• [READING PASSAGE]
------------------------------------------------------------------------

HOWTO: Change external editor?

On the desktop app for MacOS, I’m given the option in settings for a text editor command, but there’s no documentation on how to fill this out. I’ve tried using the absolute path to my editor, and the command used to open my editor, but nothing has worked. Currently, I’m only able to have my note open in Xcode. How do I, for example, set my external editor as Visual Studio Code?

Thanks!

Try to use the absolute path.

I’m using the following to use Sublime Text as the external editor: /Users/kct/bin/subl -n

1 Like

Awesome, thank you. For anyone else wondering, here’s what I had to use:

/usr/local/bin/code -n

Hi @sublimemarch and @tessus,

I assume your solution works when either Sublime or Visual Studio Code are installed through Homebrew on MacOS since I don't have any executable named code on my MacOS.

------------------------------------------------------------------------

• [PROVIDED DATA]
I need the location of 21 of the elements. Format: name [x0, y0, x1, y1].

------------------------------------------------------------------------

• [AIM OF THE TASK]
Return, word for word, the stretch of the external-editor forum thread from "Try to use the" through "on my MacOS.".

• [WRITTEN ANSWER]
Try to use the absolute path.

I’m using the following to use Sublime Text as the external editor: /Users/kct/bin/subl -n

1 Like

Awesome, thank you. For anyone else wondering, here’s what I had to use:

/usr/local/bin/code -n

Hi @sublimemarch and @tessus,

I assume your solution works when either Sublime or Visual Studio Code are installed through Homebrew on MacOS since I don't have any executable named code on my MacOS.